Records to use >>
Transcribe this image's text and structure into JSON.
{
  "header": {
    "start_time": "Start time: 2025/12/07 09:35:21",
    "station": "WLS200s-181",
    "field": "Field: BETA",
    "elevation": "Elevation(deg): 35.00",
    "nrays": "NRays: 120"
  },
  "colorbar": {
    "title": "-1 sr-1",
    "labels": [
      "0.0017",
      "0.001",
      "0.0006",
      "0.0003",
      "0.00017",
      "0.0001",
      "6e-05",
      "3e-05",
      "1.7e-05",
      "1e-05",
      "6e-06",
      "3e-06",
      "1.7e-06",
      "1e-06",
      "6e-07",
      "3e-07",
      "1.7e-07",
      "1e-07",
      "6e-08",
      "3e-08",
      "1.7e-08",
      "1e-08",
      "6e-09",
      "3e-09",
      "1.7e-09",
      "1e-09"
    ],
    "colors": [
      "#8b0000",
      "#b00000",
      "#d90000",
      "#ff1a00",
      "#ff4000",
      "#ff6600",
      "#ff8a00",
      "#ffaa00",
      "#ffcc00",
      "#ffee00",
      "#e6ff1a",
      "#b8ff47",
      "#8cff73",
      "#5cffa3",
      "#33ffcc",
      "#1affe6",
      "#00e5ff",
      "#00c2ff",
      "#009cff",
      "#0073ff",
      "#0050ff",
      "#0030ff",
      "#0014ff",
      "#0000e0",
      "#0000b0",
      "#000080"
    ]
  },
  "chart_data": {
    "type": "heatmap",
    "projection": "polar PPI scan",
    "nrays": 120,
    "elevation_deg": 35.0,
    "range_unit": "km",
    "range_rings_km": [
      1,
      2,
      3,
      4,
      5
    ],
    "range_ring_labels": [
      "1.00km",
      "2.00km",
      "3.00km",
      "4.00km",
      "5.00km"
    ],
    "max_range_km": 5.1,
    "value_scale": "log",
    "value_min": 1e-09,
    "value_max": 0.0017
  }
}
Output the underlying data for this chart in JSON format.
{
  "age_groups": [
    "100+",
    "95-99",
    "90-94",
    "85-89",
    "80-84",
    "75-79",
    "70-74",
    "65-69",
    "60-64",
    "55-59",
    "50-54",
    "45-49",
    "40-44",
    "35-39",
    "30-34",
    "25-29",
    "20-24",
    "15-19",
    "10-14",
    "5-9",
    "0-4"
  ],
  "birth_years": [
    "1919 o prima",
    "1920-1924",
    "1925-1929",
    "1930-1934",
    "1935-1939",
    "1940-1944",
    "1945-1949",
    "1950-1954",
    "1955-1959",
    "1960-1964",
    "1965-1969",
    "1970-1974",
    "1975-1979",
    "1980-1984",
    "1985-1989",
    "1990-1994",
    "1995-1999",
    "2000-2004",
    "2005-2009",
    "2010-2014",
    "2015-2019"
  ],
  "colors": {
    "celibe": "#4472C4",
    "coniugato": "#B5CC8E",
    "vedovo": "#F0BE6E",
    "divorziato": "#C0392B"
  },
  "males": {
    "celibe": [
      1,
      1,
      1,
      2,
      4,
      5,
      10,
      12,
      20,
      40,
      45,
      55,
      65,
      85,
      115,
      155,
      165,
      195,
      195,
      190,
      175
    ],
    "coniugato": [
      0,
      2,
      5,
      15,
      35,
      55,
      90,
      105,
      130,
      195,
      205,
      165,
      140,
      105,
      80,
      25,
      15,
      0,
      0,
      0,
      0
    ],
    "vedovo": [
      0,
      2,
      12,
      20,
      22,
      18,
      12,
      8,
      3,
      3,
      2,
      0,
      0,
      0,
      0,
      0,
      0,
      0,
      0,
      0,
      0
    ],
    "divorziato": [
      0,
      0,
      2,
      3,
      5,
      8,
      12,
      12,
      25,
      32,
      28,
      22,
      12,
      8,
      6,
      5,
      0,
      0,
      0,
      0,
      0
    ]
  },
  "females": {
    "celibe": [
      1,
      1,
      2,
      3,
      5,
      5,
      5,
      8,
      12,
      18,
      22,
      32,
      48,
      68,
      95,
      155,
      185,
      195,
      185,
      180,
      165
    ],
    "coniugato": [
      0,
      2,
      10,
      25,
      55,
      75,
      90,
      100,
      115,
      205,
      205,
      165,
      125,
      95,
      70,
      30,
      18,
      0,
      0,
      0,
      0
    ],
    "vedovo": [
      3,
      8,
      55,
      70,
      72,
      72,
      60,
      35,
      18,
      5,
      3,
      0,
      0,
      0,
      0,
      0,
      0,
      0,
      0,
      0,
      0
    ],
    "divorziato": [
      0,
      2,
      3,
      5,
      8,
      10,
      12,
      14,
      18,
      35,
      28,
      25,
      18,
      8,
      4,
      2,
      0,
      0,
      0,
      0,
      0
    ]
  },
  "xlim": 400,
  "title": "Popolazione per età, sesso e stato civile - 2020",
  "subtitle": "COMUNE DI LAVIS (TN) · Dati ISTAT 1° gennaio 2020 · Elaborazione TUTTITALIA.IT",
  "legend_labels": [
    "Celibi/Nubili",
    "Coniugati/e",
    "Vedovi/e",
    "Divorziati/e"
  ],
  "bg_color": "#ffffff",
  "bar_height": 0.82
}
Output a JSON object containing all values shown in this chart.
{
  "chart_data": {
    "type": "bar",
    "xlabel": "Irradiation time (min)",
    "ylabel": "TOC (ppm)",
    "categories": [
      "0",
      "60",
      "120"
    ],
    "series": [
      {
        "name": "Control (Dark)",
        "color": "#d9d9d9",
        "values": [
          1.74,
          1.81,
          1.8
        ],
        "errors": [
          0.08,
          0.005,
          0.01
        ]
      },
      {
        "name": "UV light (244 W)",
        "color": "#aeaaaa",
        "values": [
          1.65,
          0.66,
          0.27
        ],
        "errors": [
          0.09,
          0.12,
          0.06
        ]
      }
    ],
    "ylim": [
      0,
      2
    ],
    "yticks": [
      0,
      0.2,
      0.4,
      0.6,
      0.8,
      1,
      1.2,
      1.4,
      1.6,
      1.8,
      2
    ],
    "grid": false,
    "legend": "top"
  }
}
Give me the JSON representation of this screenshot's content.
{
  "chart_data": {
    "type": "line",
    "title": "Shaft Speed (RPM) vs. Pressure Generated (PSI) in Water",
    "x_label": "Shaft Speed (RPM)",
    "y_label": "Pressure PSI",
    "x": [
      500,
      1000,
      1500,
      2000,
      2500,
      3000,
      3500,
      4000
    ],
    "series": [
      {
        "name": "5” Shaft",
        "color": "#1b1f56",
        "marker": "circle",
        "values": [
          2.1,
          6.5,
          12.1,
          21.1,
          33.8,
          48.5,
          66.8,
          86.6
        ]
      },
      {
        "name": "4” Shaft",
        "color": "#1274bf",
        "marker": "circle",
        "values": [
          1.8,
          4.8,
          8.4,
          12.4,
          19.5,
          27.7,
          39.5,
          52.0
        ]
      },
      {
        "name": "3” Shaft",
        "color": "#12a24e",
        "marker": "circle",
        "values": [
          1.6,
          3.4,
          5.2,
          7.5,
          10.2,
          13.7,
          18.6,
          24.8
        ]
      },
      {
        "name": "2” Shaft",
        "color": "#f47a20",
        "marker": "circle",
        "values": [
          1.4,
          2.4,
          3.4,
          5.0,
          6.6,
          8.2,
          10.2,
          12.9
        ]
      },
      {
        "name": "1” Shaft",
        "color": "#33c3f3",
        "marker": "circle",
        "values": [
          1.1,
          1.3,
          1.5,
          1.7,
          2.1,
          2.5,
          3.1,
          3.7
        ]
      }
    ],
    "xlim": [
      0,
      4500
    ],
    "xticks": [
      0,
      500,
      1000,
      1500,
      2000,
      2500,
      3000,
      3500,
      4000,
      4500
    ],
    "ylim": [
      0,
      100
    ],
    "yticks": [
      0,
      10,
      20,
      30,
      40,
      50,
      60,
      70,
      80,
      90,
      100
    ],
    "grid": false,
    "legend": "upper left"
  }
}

Problem statement >> Copy every line from the entries that contains the word "Speed".

Expected answer >>
    "title": "Shaft Speed (RPM) vs. Pressure Generated (PSI) in Water",
    "x_label": "Shaft Speed (RPM)",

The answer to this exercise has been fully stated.